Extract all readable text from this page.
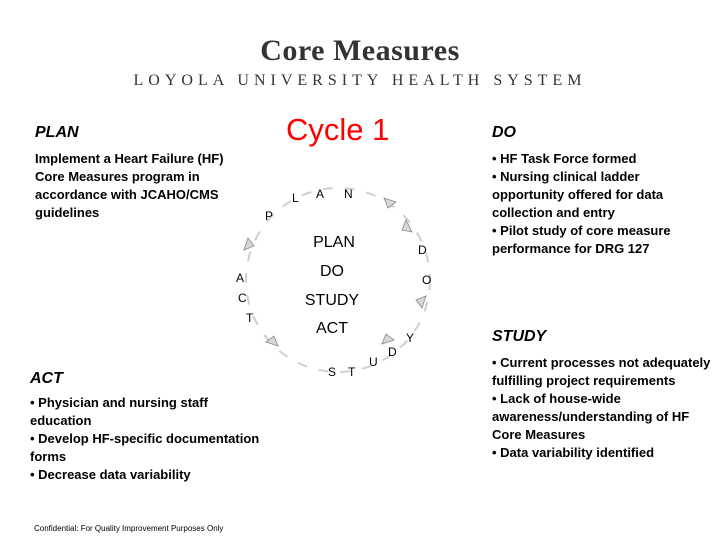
Core Measures
LOYOLA UNIVERSITY HEALTH SYSTEM
PLAN
Implement a Heart Failure (HF) Core Measures program in accordance with JCAHO/CMS guidelines
Cycle 1	DO
• HF Task Force formed
• Nursing clinical ladder opportunity offered for data collection and entry
• Pilot study of core measure performance for DRG 127
STUDY
• Current processes not adequately fulfilling project requirements
• Lack of house-wide awareness/understanding of HF Core Measures
• Data variability identified
ACT
• Physician and nursing staff education
• Develop HF-specific documentation forms
• Decrease data variability
P
L A N
D
O
S T
U
D
Y
A
C
T
PLAN
DO
STUDY
ACT
Confidential: For Quality Improvement Purposes Only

--------------------------------------------------

- WRITTEN TASK: Examine the records and pull out every line where the string "variability" occurs.

- REPLY:
• Data variability identified
• Decrease data variability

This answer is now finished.